* [Short task]
Tally up the lines carrying the string "Usage" and respond with only the resulting number.

* [Records to process]
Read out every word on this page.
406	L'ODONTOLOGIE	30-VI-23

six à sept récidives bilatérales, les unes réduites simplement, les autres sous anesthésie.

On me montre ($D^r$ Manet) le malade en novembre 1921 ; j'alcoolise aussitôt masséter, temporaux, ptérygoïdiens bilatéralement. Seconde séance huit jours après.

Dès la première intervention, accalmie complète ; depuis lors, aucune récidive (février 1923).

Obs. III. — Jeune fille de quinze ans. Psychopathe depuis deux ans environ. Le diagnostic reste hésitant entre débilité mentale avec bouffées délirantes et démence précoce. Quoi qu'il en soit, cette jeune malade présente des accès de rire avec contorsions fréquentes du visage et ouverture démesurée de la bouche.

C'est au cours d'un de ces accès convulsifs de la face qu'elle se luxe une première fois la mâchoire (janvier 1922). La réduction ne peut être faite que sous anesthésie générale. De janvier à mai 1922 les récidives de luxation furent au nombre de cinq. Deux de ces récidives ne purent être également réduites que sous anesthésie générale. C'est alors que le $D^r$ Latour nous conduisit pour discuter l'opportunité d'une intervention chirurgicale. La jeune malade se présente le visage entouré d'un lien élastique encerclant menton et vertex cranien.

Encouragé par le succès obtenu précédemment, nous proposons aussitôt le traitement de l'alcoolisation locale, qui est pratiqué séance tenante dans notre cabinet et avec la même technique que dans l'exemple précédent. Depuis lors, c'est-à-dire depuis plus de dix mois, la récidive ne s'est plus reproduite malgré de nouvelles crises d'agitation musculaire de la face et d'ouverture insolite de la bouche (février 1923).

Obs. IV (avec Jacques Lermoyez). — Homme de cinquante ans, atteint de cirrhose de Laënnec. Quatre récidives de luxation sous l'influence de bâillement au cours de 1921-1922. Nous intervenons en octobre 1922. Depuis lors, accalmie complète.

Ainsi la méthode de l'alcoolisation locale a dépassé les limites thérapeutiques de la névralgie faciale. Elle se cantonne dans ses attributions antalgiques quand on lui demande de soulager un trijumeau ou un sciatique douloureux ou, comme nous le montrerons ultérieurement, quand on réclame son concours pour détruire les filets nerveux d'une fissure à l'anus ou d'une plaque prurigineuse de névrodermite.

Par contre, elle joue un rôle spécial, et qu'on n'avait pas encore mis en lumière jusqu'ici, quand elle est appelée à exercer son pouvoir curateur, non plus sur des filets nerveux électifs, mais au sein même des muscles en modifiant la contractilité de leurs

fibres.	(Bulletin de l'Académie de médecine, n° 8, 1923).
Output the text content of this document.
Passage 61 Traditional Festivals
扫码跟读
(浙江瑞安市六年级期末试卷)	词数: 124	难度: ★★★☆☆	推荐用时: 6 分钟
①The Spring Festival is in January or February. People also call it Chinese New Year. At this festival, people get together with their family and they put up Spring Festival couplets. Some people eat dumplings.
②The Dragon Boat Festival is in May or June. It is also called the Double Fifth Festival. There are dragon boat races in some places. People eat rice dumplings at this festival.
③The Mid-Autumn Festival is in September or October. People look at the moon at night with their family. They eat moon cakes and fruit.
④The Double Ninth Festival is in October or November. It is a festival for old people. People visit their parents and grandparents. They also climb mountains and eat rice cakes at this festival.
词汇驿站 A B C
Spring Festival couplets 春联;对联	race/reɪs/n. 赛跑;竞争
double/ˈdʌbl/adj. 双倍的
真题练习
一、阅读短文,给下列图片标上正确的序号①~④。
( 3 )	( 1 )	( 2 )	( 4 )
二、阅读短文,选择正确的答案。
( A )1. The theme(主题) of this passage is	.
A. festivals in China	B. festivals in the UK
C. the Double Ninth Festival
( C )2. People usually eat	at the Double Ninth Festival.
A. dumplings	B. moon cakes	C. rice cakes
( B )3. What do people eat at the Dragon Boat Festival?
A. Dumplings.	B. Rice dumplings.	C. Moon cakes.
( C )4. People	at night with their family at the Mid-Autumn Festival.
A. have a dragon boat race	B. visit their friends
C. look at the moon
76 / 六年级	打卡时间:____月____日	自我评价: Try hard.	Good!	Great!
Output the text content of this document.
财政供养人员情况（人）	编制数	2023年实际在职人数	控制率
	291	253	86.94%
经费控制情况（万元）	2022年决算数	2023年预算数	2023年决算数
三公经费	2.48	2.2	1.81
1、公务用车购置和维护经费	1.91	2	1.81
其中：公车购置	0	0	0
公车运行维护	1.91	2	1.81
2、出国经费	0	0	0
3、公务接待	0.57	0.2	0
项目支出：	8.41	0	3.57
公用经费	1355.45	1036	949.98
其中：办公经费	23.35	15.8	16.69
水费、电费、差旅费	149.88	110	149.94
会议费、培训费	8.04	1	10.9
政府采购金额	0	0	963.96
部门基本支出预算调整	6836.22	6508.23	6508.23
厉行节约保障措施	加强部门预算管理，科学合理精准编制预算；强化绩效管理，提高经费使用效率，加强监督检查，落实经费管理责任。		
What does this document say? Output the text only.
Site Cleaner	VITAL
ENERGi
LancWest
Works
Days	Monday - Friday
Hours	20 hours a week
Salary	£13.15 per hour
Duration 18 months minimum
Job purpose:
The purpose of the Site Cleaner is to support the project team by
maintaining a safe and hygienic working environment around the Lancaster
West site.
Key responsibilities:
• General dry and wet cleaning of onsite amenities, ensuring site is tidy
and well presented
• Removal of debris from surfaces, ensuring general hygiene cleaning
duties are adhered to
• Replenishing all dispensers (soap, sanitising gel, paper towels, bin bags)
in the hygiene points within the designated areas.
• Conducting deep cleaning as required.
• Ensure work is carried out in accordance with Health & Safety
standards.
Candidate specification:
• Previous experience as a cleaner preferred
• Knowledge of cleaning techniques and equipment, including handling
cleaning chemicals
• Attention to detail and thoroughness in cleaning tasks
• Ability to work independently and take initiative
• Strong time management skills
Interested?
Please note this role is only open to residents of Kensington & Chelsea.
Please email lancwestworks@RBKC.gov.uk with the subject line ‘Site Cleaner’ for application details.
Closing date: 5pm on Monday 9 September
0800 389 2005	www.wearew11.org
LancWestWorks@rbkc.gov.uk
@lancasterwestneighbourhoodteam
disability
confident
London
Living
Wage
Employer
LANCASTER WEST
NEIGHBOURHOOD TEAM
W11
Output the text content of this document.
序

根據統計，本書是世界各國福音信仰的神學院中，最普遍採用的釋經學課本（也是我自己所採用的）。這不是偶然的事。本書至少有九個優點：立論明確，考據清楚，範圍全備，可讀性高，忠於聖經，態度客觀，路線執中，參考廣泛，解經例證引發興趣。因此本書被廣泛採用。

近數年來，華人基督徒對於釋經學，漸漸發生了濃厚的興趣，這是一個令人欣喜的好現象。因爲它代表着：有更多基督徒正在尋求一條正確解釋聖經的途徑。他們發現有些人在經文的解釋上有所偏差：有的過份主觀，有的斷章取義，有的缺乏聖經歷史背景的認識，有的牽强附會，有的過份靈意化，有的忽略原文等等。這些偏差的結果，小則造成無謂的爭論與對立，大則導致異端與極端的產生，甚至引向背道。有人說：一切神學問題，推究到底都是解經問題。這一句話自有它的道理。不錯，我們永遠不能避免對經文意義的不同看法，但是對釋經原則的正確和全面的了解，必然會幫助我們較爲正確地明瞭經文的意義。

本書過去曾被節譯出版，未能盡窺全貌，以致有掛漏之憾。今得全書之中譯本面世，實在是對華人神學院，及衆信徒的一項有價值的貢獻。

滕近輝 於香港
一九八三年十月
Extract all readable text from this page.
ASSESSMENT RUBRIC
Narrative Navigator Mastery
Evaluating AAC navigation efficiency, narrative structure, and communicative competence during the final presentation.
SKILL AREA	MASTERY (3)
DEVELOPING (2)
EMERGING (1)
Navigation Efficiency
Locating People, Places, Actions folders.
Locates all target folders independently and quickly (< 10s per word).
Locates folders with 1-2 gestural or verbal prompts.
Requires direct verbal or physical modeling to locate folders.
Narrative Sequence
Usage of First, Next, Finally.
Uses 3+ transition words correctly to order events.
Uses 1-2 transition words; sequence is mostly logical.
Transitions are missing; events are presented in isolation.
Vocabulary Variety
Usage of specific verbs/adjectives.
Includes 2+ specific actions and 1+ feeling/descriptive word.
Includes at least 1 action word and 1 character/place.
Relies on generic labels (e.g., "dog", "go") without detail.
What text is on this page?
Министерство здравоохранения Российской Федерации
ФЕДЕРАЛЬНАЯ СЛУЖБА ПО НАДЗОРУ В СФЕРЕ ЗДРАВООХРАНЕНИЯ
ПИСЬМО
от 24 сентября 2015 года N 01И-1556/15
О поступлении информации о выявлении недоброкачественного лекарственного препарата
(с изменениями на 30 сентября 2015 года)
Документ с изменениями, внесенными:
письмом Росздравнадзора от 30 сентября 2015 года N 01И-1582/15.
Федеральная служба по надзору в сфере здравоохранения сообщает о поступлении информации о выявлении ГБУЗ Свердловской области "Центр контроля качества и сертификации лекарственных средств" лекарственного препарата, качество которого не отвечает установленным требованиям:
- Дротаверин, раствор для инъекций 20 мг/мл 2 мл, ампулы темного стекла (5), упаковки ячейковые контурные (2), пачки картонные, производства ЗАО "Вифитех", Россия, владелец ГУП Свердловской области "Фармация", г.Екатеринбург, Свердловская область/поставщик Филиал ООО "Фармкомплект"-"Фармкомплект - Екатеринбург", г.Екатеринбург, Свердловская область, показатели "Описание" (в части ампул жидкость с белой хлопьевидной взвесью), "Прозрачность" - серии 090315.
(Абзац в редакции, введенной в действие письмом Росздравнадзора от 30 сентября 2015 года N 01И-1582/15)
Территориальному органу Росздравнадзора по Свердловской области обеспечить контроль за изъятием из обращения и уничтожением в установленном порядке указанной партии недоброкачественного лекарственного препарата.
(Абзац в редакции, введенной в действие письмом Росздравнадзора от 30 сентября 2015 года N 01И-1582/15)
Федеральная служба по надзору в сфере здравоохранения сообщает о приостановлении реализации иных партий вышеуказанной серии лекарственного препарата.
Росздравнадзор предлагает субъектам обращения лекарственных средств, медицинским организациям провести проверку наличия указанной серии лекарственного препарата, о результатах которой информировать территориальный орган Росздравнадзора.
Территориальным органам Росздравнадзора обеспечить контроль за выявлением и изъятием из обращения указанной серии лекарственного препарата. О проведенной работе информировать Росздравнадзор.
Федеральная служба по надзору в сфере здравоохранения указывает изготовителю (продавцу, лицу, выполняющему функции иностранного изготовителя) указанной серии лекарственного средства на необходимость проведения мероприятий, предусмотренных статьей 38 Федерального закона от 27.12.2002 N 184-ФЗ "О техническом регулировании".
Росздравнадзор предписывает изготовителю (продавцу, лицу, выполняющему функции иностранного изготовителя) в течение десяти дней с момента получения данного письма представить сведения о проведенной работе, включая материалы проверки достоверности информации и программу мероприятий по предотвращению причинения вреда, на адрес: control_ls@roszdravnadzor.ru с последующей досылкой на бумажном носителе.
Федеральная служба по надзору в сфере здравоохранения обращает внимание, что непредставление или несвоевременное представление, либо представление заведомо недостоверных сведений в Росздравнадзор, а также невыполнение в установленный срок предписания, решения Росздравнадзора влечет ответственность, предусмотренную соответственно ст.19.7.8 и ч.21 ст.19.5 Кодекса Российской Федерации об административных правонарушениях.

* [Solution for this exercise]
2